┏━━

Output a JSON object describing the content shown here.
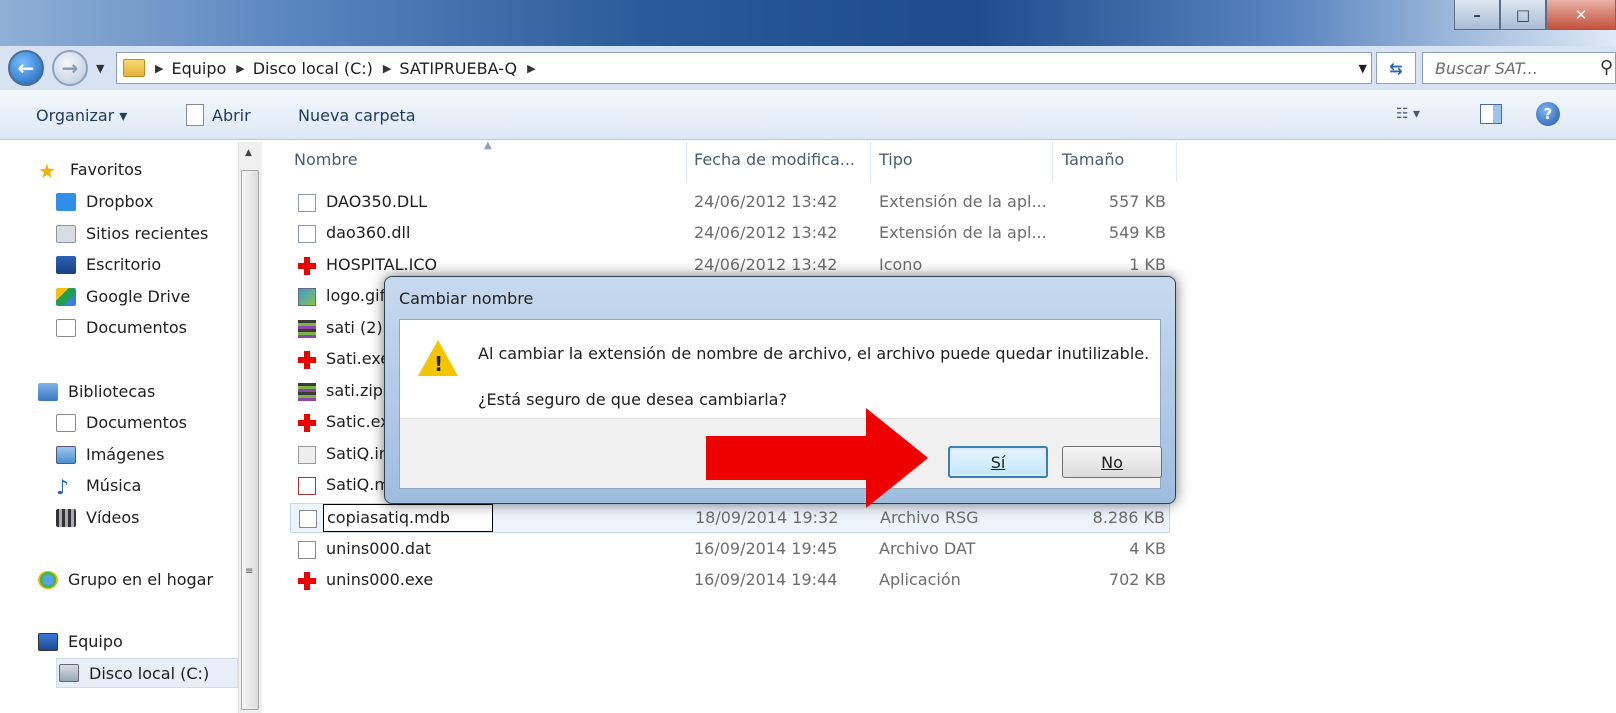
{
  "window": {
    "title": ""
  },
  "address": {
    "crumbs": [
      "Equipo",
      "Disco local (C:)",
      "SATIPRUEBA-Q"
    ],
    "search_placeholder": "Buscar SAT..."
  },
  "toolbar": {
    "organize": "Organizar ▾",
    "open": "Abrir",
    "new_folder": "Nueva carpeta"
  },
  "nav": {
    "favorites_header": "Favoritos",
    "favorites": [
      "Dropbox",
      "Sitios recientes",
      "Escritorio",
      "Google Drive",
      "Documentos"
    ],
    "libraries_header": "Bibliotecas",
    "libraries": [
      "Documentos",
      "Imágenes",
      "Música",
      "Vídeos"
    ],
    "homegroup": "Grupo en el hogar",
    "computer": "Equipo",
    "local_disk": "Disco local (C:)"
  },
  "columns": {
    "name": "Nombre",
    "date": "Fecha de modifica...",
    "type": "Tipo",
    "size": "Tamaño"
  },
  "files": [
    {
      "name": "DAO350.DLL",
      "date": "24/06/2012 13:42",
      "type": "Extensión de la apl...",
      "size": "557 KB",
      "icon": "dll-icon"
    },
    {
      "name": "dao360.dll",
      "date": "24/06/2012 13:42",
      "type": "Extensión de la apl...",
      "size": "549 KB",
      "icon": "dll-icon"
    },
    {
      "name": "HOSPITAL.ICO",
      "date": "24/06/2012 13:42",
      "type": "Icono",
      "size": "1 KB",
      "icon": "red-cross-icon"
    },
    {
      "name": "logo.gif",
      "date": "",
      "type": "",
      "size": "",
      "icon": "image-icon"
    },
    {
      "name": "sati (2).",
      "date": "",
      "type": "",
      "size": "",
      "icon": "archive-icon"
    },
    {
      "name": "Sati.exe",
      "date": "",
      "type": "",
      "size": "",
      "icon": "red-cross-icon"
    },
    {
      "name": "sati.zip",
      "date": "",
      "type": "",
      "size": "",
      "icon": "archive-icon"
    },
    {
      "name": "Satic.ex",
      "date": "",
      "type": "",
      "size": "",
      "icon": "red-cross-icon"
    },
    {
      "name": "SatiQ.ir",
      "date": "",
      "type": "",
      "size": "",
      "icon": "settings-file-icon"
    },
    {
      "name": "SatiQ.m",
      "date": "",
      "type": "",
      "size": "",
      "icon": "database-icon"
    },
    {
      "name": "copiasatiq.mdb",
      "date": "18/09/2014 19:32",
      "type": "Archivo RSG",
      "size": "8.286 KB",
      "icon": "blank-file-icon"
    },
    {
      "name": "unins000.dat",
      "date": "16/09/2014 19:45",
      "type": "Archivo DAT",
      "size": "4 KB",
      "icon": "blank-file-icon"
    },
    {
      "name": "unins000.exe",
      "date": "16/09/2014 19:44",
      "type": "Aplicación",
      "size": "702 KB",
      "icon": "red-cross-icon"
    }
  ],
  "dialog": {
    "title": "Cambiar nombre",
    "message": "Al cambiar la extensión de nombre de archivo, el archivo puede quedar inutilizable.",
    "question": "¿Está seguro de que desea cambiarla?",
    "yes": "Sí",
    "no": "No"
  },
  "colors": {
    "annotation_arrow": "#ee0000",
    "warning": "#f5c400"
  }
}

┗━━

> **WHAT TO DO**
Could you copy every record exactly, without the pictures?

> **ANSWER AREA**
Output a JSON object describing the content shown here.
{
  "window": {
    "title": ""
  },
  "address": {
    "crumbs": [
      "Equipo",
      "Disco local (C:)",
      "SATIPRUEBA-Q"
    ],
    "search_placeholder": "Buscar SAT..."
  },
  "toolbar": {
    "organize": "Organizar ▾",
    "open": "Abrir",
    "new_folder": "Nueva carpeta"
  },
  "nav": {
    "favorites_header": "Favoritos",
    "favorites": [
      "Dropbox",
      "Sitios recientes",
      "Escritorio",
      "Google Drive",
      "Documentos"
    ],
    "libraries_header": "Bibliotecas",
    "libraries": [
      "Documentos",
      "Imágenes",
      "Música",
      "Vídeos"
    ],
    "homegroup": "Grupo en el hogar",
    "computer": "Equipo",
    "local_disk": "Disco local (C:)"
  },
  "columns": {
    "name": "Nombre",
    "date": "Fecha de modifica...",
    "type": "Tipo",
    "size": "Tamaño"
  },
  "files": [
    {
      "name": "DAO350.DLL",
      "date": "24/06/2012 13:42",
      "type": "Extensión de la apl...",
      "size": "557 KB",
      "icon": "dll-icon"
    },
    {
      "name": "dao360.dll",
      "date": "24/06/2012 13:42",
      "type": "Extensión de la apl...",
      "size": "549 KB",
      "icon": "dll-icon"
    },
    {
      "name": "HOSPITAL.ICO",
      "date": "24/06/2012 13:42",
      "type": "Icono",
      "size": "1 KB",
      "icon": "red-cross-icon"
    },
    {
      "name": "logo.gif",
      "date": "",
      "type": "",
      "size": "",
      "icon": "image-icon"
    },
    {
      "name": "sati (2).",
      "date": "",
      "type": "",
      "size": "",
      "icon": "archive-icon"
    },
    {
      "name": "Sati.exe",
      "date": "",
      "type": "",
      "size": "",
      "icon": "red-cross-icon"
    },
    {
      "name": "sati.zip",
      "date": "",
      "type": "",
      "size": "",
      "icon": "archive-icon"
    },
    {
      "name": "Satic.ex",
      "date": "",
      "type": "",
      "size": "",
      "icon": "red-cross-icon"
    },
    {
      "name": "SatiQ.ir",
      "date": "",
      "type": "",
      "size": "",
      "icon": "settings-file-icon"
    },
    {
      "name": "SatiQ.m",
      "date": "",
      "type": "",
      "size": "",
      "icon": "database-icon"
    },
    {
      "name": "copiasatiq.mdb",
      "date": "18/09/2014 19:32",
      "type": "Archivo RSG",
      "size": "8.286 KB",
      "icon": "blank-file-icon"
    },
    {
      "name": "unins000.dat",
      "date": "16/09/2014 19:45",
      "type": "Archivo DAT",
      "size": "4 KB",
      "icon": "blank-file-icon"
    },
    {
      "name": "unins000.exe",
      "date": "16/09/2014 19:44",
      "type": "Aplicación",
      "size": "702 KB",
      "icon": "red-cross-icon"
    }
  ],
  "dialog": {
    "title": "Cambiar nombre",
    "message": "Al cambiar la extensión de nombre de archivo, el archivo puede quedar inutilizable.",
    "question": "¿Está seguro de que desea cambiarla?",
    "yes": "Sí",
    "no": "No"
  },
  "colors": {
    "annotation_arrow": "#ee0000",
    "warning": "#f5c400"
  }
}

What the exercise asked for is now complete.